# [DATA FOR THE TASK]
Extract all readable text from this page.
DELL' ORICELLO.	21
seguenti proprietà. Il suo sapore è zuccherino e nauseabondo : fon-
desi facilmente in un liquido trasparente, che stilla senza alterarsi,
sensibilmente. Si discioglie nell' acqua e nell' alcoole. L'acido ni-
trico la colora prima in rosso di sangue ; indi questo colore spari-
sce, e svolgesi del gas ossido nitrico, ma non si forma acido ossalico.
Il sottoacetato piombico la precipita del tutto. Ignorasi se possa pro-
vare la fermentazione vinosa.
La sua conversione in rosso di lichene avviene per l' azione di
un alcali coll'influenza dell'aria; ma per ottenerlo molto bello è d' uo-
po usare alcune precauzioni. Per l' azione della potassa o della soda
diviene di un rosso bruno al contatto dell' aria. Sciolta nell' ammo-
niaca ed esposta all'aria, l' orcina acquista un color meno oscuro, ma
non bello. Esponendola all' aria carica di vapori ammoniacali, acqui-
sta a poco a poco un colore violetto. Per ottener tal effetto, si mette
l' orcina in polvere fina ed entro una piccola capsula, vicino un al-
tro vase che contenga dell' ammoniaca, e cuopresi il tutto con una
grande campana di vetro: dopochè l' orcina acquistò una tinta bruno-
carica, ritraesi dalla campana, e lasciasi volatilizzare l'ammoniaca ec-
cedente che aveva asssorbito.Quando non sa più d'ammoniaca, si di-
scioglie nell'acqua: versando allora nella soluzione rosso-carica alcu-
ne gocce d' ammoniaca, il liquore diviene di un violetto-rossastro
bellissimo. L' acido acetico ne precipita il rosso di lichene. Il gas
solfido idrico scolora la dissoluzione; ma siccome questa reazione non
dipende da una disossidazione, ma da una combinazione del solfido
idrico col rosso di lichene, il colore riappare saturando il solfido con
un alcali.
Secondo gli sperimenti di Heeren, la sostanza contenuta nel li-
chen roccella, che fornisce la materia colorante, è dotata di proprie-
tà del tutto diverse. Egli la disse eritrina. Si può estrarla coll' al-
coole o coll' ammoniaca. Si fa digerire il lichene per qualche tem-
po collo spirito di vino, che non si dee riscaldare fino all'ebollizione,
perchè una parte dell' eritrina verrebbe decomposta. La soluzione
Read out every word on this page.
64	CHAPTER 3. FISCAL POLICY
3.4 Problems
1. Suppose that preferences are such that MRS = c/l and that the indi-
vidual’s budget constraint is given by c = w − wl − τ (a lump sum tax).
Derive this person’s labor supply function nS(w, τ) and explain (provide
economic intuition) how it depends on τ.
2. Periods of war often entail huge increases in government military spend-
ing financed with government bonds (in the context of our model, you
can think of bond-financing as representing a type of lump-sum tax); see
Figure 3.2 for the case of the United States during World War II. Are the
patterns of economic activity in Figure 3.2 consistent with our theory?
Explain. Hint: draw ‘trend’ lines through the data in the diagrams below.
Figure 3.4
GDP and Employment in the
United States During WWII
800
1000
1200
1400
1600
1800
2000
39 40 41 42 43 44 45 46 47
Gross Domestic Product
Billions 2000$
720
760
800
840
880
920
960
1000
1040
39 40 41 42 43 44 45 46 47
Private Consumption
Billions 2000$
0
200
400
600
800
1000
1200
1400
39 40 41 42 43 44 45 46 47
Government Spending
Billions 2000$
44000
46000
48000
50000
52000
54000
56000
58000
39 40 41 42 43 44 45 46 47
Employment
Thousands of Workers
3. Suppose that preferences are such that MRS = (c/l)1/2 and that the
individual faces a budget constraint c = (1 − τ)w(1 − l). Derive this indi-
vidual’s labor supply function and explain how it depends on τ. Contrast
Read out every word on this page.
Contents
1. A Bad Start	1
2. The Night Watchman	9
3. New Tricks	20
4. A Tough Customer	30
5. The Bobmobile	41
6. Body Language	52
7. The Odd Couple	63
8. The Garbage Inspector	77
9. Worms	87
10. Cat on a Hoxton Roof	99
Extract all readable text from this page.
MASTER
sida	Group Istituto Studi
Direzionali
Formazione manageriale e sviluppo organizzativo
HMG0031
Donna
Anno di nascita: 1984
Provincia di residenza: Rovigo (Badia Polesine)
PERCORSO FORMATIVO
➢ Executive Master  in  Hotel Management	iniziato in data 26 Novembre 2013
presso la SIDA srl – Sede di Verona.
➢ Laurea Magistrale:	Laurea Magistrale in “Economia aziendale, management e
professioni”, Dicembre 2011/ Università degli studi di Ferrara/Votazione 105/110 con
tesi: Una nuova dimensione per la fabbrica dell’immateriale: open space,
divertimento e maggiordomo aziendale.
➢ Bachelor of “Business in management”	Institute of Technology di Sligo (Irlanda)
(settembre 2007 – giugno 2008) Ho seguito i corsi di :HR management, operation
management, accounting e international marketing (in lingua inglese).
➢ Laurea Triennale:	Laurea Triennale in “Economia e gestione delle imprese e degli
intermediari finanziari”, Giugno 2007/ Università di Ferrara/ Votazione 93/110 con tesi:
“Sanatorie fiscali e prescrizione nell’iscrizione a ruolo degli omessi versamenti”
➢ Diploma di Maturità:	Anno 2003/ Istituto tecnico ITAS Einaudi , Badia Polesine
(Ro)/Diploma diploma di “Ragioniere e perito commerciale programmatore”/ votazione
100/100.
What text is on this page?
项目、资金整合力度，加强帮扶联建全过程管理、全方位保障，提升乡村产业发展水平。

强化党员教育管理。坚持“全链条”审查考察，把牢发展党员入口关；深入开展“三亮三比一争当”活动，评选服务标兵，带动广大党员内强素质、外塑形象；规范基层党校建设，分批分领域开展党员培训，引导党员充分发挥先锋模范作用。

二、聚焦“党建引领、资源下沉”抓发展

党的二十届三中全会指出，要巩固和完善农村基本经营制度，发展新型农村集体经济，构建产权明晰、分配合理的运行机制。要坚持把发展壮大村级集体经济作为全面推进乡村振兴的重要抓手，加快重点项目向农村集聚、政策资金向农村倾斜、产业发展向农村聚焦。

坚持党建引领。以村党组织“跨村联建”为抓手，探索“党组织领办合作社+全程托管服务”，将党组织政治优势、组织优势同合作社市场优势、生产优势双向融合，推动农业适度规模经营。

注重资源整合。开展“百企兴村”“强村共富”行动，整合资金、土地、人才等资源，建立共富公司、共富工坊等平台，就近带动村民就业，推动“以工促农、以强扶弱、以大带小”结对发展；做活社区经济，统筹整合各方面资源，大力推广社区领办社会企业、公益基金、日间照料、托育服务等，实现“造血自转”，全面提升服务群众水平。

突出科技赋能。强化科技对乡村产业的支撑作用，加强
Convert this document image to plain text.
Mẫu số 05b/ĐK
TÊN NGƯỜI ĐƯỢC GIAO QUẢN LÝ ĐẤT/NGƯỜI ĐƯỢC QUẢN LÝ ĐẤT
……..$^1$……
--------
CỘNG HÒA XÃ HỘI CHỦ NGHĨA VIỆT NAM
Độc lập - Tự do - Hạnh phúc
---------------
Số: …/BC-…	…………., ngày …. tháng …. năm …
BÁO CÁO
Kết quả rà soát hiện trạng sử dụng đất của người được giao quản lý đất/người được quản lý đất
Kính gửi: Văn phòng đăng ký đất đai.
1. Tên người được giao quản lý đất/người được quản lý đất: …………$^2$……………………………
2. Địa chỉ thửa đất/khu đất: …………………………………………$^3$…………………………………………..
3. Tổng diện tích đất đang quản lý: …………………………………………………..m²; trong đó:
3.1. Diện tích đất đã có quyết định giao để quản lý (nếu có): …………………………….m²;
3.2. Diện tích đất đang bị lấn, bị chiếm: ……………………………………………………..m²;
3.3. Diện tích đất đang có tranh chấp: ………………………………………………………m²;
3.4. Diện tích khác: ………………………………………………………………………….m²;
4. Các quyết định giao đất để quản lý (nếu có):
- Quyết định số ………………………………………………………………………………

# [WHAT YOU WILL DO]
Count the lines of the material that include the word "preferences", then report only the total.

# [RESPONSE]
2